» Task to complete
Switch "Geology" to "Geoscience" in the lines between the one holding "topic-checkbox[interactable] bbox=[436, 640, 447, 652]" and the one holding "topic-item-l5[interactable]: Planning and", inclusive. Write out only those lines, leaving everything else in them unchanged.

» Records for processing
+--

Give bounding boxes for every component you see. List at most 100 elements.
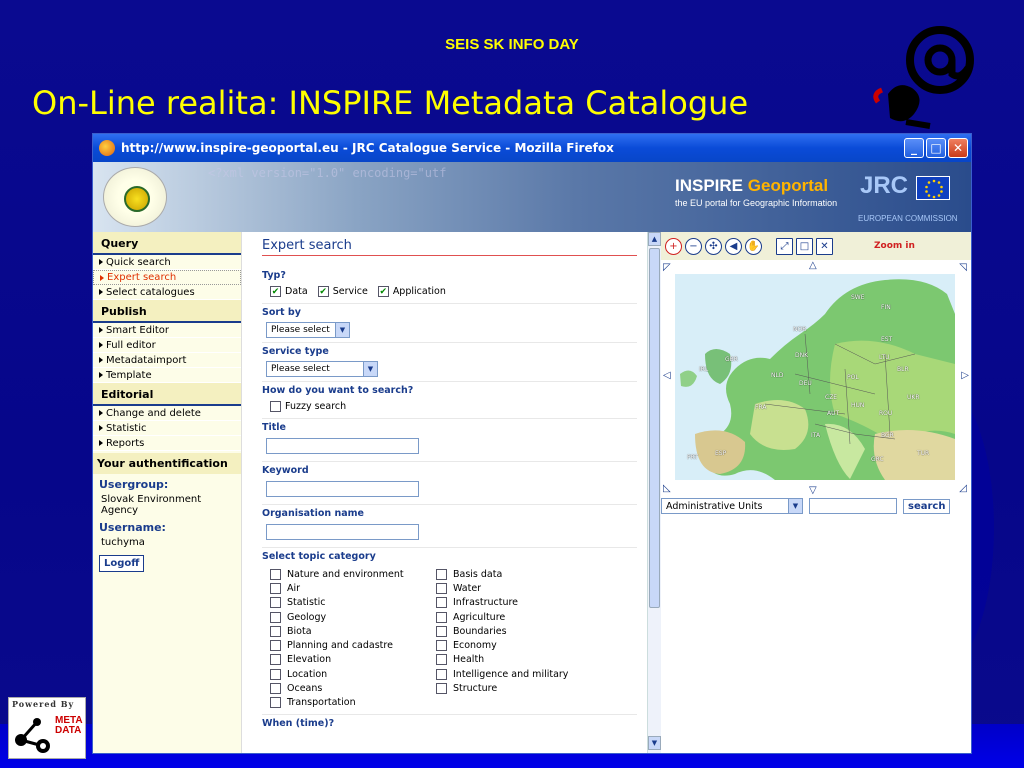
topic-checkbox[interactable] bbox=[436, 640, 447, 652]
form-scrollbar[interactable]: ▲ ▼ bbox=[647, 232, 661, 753]
topic-item-l7[interactable]: Location bbox=[270, 667, 436, 681]
topic-checkbox[interactable] bbox=[270, 668, 281, 680]
zoom-out-icon[interactable]: − bbox=[685, 237, 702, 255]
topic-item-r6[interactable]: Health bbox=[436, 653, 602, 667]
scroll-down-icon[interactable]: ▼ bbox=[648, 736, 661, 750]
map-country-label: AUT bbox=[827, 410, 840, 417]
title-input[interactable] bbox=[266, 438, 419, 454]
sidebar-item-template[interactable]: Template bbox=[93, 368, 241, 383]
sidebar-item-full-editor[interactable]: Full editor bbox=[93, 338, 241, 353]
pan-south-icon[interactable]: ▽ bbox=[809, 485, 817, 496]
topic-item-r3[interactable]: Agriculture bbox=[436, 610, 602, 624]
topic-item-l1[interactable]: Air bbox=[270, 581, 436, 595]
topic-checkbox[interactable] bbox=[436, 611, 447, 623]
usergroup-label: Usergroup: bbox=[99, 478, 169, 491]
jrc-logo[interactable]: JRC bbox=[858, 170, 950, 212]
keyword-label: Keyword bbox=[262, 465, 309, 476]
topic-checkbox[interactable] bbox=[436, 582, 447, 594]
maximize-button[interactable]: □ bbox=[926, 138, 946, 158]
topic-checkbox[interactable] bbox=[270, 640, 281, 652]
topic-item-l6[interactable]: Elevation bbox=[270, 653, 436, 667]
topic-item-l3[interactable]: Geology bbox=[270, 610, 436, 624]
topic-item-r1[interactable]: Water bbox=[436, 581, 602, 595]
back-icon[interactable]: ◀ bbox=[725, 237, 742, 255]
topic-item-l2[interactable]: Statistic bbox=[270, 596, 436, 610]
topic-checkbox[interactable] bbox=[270, 625, 281, 637]
sort-select[interactable]: Please select ▼ bbox=[266, 322, 350, 338]
sidebar-item-statistic[interactable]: Statistic bbox=[93, 421, 241, 436]
topic-item-l5[interactable]: Planning and cadastre bbox=[270, 638, 436, 652]
topic-item-r5[interactable]: Economy bbox=[436, 638, 602, 652]
pan-hand-icon[interactable]: ✋ bbox=[745, 237, 762, 255]
zoom-in-icon[interactable]: + bbox=[665, 237, 682, 255]
topic-label: Geology bbox=[287, 611, 327, 623]
topic-checkbox[interactable] bbox=[270, 654, 281, 666]
close-button[interactable]: ✕ bbox=[948, 138, 968, 158]
select-box-icon[interactable]: □ bbox=[796, 237, 813, 255]
topic-checkbox[interactable] bbox=[436, 654, 447, 666]
topic-checkbox[interactable] bbox=[270, 611, 281, 623]
clear-icon[interactable]: ✕ bbox=[816, 237, 833, 255]
map-viewer[interactable]: ◸ △ ◹ ◁ ▷ ◺ ▽ ◿ SWE FIN NOR EST DNK LTU … bbox=[661, 260, 971, 496]
sidebar-item-expert-search[interactable]: Expert search bbox=[93, 270, 241, 285]
sidebar-item-quick-search[interactable]: Quick search bbox=[93, 255, 241, 270]
topic-checkbox[interactable] bbox=[270, 582, 281, 594]
pan-southwest-icon[interactable]: ◺ bbox=[663, 483, 671, 494]
sidebar-item-smart-editor[interactable]: Smart Editor bbox=[93, 323, 241, 338]
topic-checkbox[interactable] bbox=[436, 683, 447, 695]
sidebar-item-reports[interactable]: Reports bbox=[93, 436, 241, 451]
service-type-select[interactable]: Please select ▼ bbox=[266, 361, 378, 377]
full-extent-icon[interactable]: ⤢ bbox=[776, 237, 793, 255]
topic-label: Infrastructure bbox=[453, 597, 519, 609]
topic-item-r0[interactable]: Basis data bbox=[436, 567, 602, 581]
minimize-button[interactable]: _ bbox=[904, 138, 924, 158]
map-search-input[interactable] bbox=[809, 498, 897, 514]
topic-checkbox[interactable] bbox=[436, 668, 447, 680]
topic-item-r2[interactable]: Infrastructure bbox=[436, 596, 602, 610]
inspire-geoportal-logo[interactable]: INSPIRE Geoportal bbox=[675, 176, 828, 196]
fuzzy-checkbox[interactable] bbox=[270, 401, 281, 412]
topic-checkbox[interactable] bbox=[436, 625, 447, 637]
topic-checkbox[interactable] bbox=[270, 568, 281, 580]
map-search-button[interactable]: search bbox=[903, 498, 951, 514]
application-checkbox[interactable]: ✔ bbox=[377, 286, 389, 297]
topic-checkbox[interactable] bbox=[436, 568, 447, 580]
topic-item-l4[interactable]: Biota bbox=[270, 624, 436, 638]
topic-checkbox[interactable] bbox=[270, 683, 281, 695]
zoom-extent-icon[interactable]: ✣ bbox=[705, 237, 722, 255]
slide-title: On-Line realita: INSPIRE Metadata Catalo… bbox=[32, 84, 749, 122]
topic-item-l8[interactable]: Oceans bbox=[270, 681, 436, 695]
pan-west-icon[interactable]: ◁ bbox=[663, 370, 671, 381]
topic-item-l0[interactable]: Nature and environment bbox=[270, 567, 436, 581]
topic-label: Economy bbox=[453, 640, 497, 652]
sidebar-item-metadataimport[interactable]: Metadataimport bbox=[93, 353, 241, 368]
pan-southeast-icon[interactable]: ◿ bbox=[959, 483, 967, 494]
chevron-down-icon: ▼ bbox=[363, 362, 377, 376]
pan-north-icon[interactable]: △ bbox=[809, 260, 817, 271]
pan-northwest-icon[interactable]: ◸ bbox=[663, 262, 671, 273]
topic-item-r4[interactable]: Boundaries bbox=[436, 624, 602, 638]
logoff-button[interactable]: Logoff bbox=[99, 555, 145, 572]
layer-select[interactable]: Administrative Units ▼ bbox=[661, 498, 803, 514]
pan-east-icon[interactable]: ▷ bbox=[961, 370, 969, 381]
page-title: Expert search bbox=[262, 238, 637, 256]
topic-item-r7[interactable]: Intelligence and military bbox=[436, 667, 602, 681]
organisation-input[interactable] bbox=[266, 524, 419, 540]
map-country-label: DEU bbox=[799, 380, 812, 387]
typ-label: Typ? bbox=[262, 270, 286, 281]
service-checkbox[interactable]: ✔ bbox=[317, 286, 329, 297]
scroll-thumb[interactable] bbox=[649, 248, 660, 608]
data-checkbox[interactable]: ✔ bbox=[270, 286, 281, 297]
scroll-up-icon[interactable]: ▲ bbox=[648, 232, 661, 246]
europe-map[interactable]: SWE FIN NOR EST DNK LTU IRL GBR BLR NLD DEU POL FRA C… bbox=[675, 274, 955, 480]
sidebar-item-change-delete[interactable]: Change and delete bbox=[93, 406, 241, 421]
topic-checkbox[interactable] bbox=[270, 597, 281, 609]
topic-checkbox[interactable] bbox=[436, 597, 447, 609]
topic-item-r8[interactable]: Structure bbox=[436, 681, 602, 695]
keyword-input[interactable] bbox=[266, 481, 419, 497]
sidebar-item-select-catalogues[interactable]: Select catalogues bbox=[93, 285, 241, 300]
powered-by-badge: Powered By META DATA bbox=[8, 697, 86, 759]
topic-checkbox[interactable] bbox=[270, 697, 281, 709]
topic-item-l9[interactable]: Transportation bbox=[270, 696, 436, 710]
pan-northeast-icon[interactable]: ◹ bbox=[959, 262, 967, 273]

+--

» Written reply
topic-checkbox[interactable] bbox=[436, 640, 447, 652]
form-scrollbar[interactable]: ▲ ▼ bbox=[647, 232, 661, 753]
topic-item-l7[interactable]: Location bbox=[270, 667, 436, 681]
topic-checkbox[interactable] bbox=[270, 668, 281, 680]
zoom-out-icon[interactable]: − bbox=[685, 237, 702, 255]
topic-item-r6[interactable]: Health bbox=[436, 653, 602, 667]
scroll-down-icon[interactable]: ▼ bbox=[648, 736, 661, 750]
map-country-label: AUT bbox=[827, 410, 840, 417]
title-input[interactable] bbox=[266, 438, 419, 454]
sidebar-item-template[interactable]: Template bbox=[93, 368, 241, 383]
sidebar-item-full-editor[interactable]: Full editor bbox=[93, 338, 241, 353]
pan-south-icon[interactable]: ▽ bbox=[809, 485, 817, 496]
topic-item-r3[interactable]: Agriculture bbox=[436, 610, 602, 624]
topic-item-l1[interactable]: Air bbox=[270, 581, 436, 595]
topic-checkbox[interactable] bbox=[436, 611, 447, 623]
usergroup-label: Usergroup: bbox=[99, 478, 169, 491]
jrc-logo[interactable]: JRC bbox=[858, 170, 950, 212]
keyword-label: Keyword bbox=[262, 465, 309, 476]
topic-checkbox[interactable] bbox=[436, 582, 447, 594]
maximize-button[interactable]: □ bbox=[926, 138, 946, 158]
topic-checkbox[interactable] bbox=[270, 640, 281, 652]
topic-item-l6[interactable]: Elevation bbox=[270, 653, 436, 667]
topic-item-l3[interactable]: Geoscience bbox=[270, 610, 436, 624]
topic-item-r1[interactable]: Water bbox=[436, 581, 602, 595]
back-icon[interactable]: ◀ bbox=[725, 237, 742, 255]
topic-item-l2[interactable]: Statistic bbox=[270, 596, 436, 610]
topic-checkbox[interactable] bbox=[270, 625, 281, 637]
sort-select[interactable]: Please select ▼ bbox=[266, 322, 350, 338]
sidebar-item-statistic[interactable]: Statistic bbox=[93, 421, 241, 436]
topic-item-l5[interactable]: Planning and cadastre bbox=[270, 638, 436, 652]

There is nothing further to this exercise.